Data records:

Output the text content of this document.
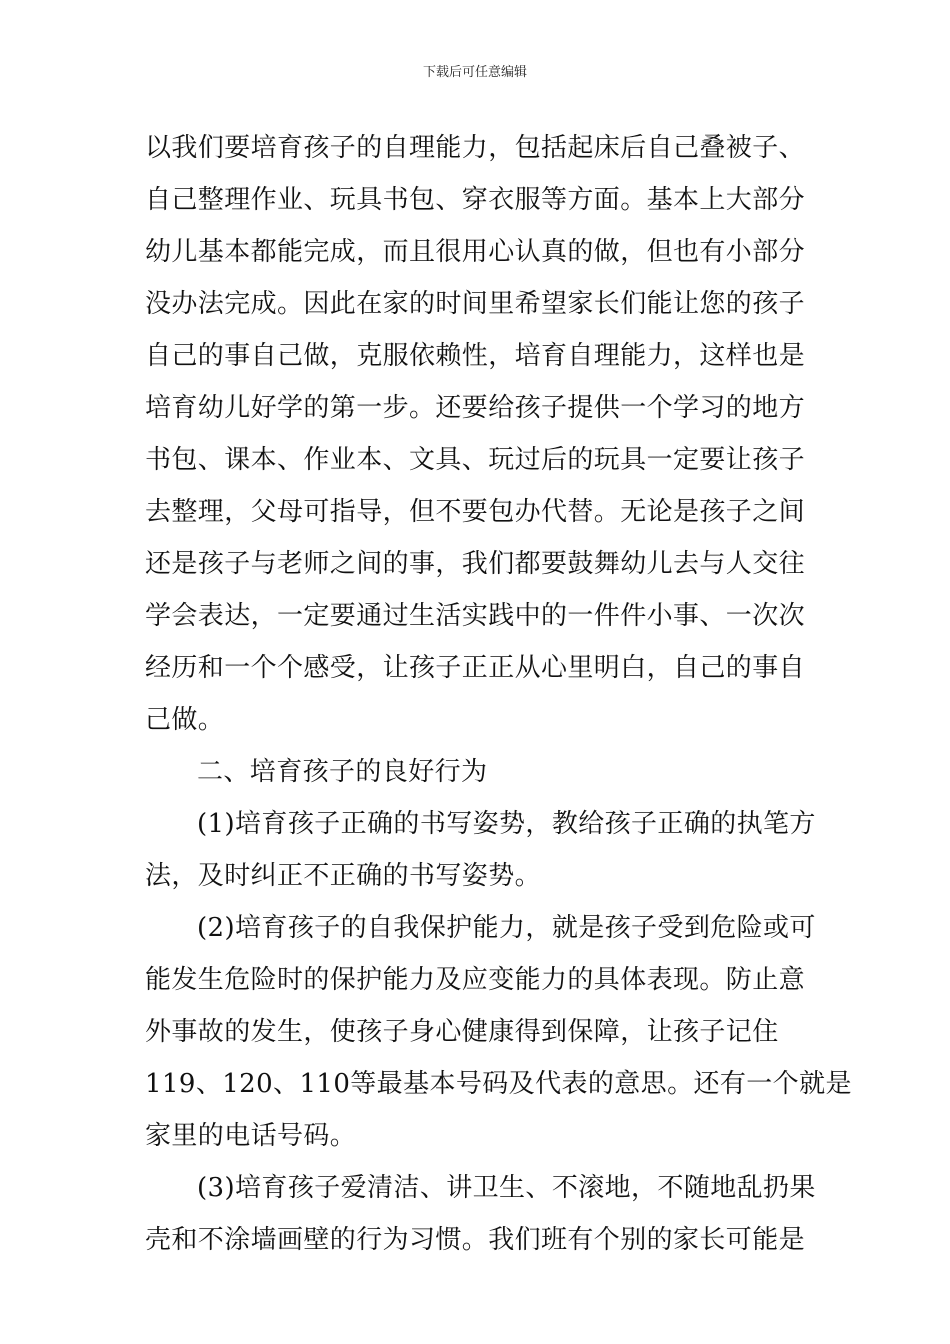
下载后可任意编辑
以我们要培育孩子的自理能力，包括起床后自己叠被子、
自己整理作业、玩具书包、穿衣服等方面。基本上大部分
幼儿基本都能完成，而且很用心认真的做，但也有小部分
没办法完成。因此在家的时间里希望家长们能让您的孩子
自己的事自己做，克服依赖性，培育自理能力，这样也是
培育幼儿好学的第一步。还要给孩子提供一个学习的地方
书包、课本、作业本、文具、玩过后的玩具一定要让孩子
去整理，父母可指导，但不要包办代替。无论是孩子之间
还是孩子与老师之间的事，我们都要鼓舞幼儿去与人交往
学会表达，一定要通过生活实践中的一件件小事、一次次
经历和一个个感受，让孩子正正从心里明白，自己的事自
己做。
二、培育孩子的良好行为
(1)培育孩子正确的书写姿势，教给孩子正确的执笔方
法，及时纠正不正确的书写姿势。
(2)培育孩子的自我保护能力，就是孩子受到危险或可
能发生危险时的保护能力及应变能力的具体表现。防止意
外事故的发生，使孩子身心健康得到保障，让孩子记住
119、120、110等最基本号码及代表的意思。还有一个就是
家里的电话号码。
(3)培育孩子爱清洁、讲卫生、不滚地，不随地乱扔果
壳和不涂墙画壁的行为习惯。我们班有个别的家长可能是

### STATED EXERCISE
Without the pictures, restate each entry exactly.

### THE COMPLETED TASK
Output the text content of this document.
下载后可任意编辑
以我们要培育孩子的自理能力，包括起床后自己叠被子、
自己整理作业、玩具书包、穿衣服等方面。基本上大部分
幼儿基本都能完成，而且很用心认真的做，但也有小部分
没办法完成。因此在家的时间里希望家长们能让您的孩子
自己的事自己做，克服依赖性，培育自理能力，这样也是
培育幼儿好学的第一步。还要给孩子提供一个学习的地方
书包、课本、作业本、文具、玩过后的玩具一定要让孩子
去整理，父母可指导，但不要包办代替。无论是孩子之间
还是孩子与老师之间的事，我们都要鼓舞幼儿去与人交往
学会表达，一定要通过生活实践中的一件件小事、一次次
经历和一个个感受，让孩子正正从心里明白，自己的事自
己做。
二、培育孩子的良好行为
(1)培育孩子正确的书写姿势，教给孩子正确的执笔方
法，及时纠正不正确的书写姿势。
(2)培育孩子的自我保护能力，就是孩子受到危险或可
能发生危险时的保护能力及应变能力的具体表现。防止意
外事故的发生，使孩子身心健康得到保障，让孩子记住
119、120、110等最基本号码及代表的意思。还有一个就是
家里的电话号码。
(3)培育孩子爱清洁、讲卫生、不滚地，不随地乱扔果
壳和不涂墙画壁的行为习惯。我们班有个别的家长可能是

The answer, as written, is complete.